--- Data entries ---
========================

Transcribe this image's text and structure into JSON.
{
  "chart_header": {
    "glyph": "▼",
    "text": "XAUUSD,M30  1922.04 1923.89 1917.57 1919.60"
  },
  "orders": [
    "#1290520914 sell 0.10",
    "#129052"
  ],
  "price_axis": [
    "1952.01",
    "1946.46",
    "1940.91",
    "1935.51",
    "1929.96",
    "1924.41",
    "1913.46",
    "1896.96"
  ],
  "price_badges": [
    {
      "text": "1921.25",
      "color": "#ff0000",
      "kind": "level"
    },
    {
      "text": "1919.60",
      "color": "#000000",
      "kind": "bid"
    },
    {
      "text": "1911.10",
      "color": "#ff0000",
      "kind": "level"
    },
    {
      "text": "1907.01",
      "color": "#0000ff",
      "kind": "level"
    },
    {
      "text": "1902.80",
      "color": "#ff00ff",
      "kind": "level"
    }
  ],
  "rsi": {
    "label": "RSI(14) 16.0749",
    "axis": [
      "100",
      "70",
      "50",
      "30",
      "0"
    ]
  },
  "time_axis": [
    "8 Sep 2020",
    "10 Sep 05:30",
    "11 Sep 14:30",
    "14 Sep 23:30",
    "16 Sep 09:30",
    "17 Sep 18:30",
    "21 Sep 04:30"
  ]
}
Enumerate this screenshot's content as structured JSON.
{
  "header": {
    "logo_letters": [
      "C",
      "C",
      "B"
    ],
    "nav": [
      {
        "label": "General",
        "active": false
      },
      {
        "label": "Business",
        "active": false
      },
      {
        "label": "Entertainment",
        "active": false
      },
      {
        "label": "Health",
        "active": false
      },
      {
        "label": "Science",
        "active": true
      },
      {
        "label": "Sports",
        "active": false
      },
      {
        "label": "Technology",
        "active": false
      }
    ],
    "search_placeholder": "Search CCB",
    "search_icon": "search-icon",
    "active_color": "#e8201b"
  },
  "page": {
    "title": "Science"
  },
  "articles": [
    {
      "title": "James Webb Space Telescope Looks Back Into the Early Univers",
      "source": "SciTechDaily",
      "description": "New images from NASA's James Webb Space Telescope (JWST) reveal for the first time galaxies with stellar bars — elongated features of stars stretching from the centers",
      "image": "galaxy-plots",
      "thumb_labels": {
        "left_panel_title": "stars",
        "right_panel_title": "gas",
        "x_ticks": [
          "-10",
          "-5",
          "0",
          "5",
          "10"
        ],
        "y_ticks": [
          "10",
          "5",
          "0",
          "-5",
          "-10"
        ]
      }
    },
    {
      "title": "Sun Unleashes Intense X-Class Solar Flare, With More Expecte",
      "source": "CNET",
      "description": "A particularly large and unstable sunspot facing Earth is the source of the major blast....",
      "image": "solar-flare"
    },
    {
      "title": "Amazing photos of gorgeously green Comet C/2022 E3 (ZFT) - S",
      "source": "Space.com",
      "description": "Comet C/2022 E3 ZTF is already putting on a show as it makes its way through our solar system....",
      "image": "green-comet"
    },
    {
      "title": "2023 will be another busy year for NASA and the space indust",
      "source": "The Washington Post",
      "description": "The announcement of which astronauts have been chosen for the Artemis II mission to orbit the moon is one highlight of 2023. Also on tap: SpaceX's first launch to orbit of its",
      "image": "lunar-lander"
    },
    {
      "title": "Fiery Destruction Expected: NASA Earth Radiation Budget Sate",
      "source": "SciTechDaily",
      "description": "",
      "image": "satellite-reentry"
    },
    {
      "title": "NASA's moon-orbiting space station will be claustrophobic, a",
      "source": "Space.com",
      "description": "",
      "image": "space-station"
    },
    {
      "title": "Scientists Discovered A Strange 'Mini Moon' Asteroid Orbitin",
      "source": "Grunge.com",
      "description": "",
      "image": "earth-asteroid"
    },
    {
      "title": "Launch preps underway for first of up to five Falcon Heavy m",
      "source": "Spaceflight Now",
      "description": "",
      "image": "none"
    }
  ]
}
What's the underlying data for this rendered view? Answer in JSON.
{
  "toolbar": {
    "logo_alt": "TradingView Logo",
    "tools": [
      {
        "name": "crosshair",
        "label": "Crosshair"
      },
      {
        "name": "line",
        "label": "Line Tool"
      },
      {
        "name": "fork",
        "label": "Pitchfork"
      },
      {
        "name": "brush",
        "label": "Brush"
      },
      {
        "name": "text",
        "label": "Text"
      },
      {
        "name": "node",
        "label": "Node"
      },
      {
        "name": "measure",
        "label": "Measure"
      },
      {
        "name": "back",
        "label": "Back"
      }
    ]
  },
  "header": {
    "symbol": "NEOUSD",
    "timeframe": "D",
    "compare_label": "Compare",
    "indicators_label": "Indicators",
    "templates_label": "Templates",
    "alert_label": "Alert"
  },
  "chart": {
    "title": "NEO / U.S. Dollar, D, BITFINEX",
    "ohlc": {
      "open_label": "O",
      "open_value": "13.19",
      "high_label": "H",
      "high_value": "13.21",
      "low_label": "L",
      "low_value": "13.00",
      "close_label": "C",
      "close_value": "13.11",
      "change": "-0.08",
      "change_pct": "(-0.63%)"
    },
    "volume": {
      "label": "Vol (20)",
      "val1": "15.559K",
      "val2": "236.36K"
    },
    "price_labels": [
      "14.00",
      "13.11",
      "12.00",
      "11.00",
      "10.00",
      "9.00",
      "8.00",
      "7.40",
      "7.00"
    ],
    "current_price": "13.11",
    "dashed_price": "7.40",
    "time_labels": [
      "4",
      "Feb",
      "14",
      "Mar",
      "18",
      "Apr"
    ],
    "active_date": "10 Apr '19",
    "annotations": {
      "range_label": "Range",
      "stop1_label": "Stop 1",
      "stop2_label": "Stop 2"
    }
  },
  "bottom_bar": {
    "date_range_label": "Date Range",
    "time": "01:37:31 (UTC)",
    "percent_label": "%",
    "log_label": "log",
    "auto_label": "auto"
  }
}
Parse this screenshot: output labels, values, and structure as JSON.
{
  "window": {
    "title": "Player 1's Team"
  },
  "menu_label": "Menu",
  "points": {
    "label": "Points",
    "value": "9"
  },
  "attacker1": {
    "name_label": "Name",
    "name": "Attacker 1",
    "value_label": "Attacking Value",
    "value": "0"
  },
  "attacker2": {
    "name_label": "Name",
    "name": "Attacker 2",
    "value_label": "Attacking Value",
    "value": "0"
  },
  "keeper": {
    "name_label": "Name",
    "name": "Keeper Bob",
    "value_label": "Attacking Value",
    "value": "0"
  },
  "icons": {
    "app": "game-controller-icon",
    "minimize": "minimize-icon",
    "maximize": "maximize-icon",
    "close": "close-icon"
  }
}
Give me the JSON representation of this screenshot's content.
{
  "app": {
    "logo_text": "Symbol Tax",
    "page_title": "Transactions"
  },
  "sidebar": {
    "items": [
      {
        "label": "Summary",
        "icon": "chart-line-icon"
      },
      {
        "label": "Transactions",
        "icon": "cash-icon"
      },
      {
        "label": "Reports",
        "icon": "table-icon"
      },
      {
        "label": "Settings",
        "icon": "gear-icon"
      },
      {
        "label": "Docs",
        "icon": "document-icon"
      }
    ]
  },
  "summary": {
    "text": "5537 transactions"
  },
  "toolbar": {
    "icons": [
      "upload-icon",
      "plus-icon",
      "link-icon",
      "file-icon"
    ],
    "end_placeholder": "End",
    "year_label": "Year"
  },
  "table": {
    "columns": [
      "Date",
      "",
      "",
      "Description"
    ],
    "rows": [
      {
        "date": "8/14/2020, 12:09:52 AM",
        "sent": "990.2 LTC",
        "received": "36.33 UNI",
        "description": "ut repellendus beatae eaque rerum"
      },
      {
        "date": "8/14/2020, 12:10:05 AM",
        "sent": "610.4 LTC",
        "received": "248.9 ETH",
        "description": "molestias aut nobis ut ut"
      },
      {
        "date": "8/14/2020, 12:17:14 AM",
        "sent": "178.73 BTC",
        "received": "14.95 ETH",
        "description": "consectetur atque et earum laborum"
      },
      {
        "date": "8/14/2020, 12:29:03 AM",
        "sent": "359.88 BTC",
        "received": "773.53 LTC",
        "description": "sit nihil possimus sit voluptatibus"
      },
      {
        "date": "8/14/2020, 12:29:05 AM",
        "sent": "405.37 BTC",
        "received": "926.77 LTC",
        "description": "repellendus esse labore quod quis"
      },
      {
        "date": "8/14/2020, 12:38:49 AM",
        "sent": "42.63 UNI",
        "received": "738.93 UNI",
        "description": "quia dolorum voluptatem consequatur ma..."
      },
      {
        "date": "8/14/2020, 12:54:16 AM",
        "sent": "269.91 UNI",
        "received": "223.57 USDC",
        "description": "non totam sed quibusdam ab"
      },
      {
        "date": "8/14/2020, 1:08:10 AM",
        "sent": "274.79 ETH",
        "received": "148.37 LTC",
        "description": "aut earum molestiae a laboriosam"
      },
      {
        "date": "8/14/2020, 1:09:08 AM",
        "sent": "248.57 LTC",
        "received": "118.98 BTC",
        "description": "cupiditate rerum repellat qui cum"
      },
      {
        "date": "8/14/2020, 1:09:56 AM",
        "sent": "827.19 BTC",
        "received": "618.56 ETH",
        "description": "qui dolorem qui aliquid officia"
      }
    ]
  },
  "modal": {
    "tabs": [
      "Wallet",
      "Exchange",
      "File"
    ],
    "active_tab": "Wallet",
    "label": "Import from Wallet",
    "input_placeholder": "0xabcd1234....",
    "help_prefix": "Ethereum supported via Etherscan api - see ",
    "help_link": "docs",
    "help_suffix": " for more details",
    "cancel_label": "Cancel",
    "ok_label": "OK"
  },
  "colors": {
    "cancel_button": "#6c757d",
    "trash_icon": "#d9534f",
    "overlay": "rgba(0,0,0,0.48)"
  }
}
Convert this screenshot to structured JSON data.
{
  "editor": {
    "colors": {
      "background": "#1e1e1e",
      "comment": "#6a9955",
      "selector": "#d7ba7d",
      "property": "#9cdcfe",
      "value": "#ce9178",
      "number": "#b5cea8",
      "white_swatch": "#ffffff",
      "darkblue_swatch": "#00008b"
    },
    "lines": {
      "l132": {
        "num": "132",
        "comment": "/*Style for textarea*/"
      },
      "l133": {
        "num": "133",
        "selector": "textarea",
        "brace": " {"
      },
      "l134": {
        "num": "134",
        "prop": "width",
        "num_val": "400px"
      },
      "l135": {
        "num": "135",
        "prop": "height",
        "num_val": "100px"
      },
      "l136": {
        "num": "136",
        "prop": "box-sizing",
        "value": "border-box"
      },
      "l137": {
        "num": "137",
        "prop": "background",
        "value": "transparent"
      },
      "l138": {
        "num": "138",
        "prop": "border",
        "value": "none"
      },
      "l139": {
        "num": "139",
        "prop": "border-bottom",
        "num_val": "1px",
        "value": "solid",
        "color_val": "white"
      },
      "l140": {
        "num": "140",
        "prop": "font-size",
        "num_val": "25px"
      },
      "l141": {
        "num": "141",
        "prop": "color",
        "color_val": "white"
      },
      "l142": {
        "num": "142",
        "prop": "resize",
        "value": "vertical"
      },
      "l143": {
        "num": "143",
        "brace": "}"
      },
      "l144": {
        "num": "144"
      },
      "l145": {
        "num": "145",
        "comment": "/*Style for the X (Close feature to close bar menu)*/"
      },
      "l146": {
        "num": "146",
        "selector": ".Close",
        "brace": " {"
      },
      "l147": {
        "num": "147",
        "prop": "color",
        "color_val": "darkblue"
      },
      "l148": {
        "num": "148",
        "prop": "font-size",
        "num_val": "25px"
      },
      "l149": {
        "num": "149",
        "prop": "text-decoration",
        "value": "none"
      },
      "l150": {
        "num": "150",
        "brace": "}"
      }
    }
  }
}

========================

Identify the lines in the entries above that contain "received", then copy them out.

        "received": "36.33 UNI",
        "received": "248.9 ETH",
        "received": "14.95 ETH",
        "received": "773.53 LTC",
        "received": "926.77 LTC",
        "received": "738.93 UNI",
        "received": "223.57 USDC",
        "received": "148.37 LTC",
        "received": "118.98 BTC",
        "received": "618.56 ETH",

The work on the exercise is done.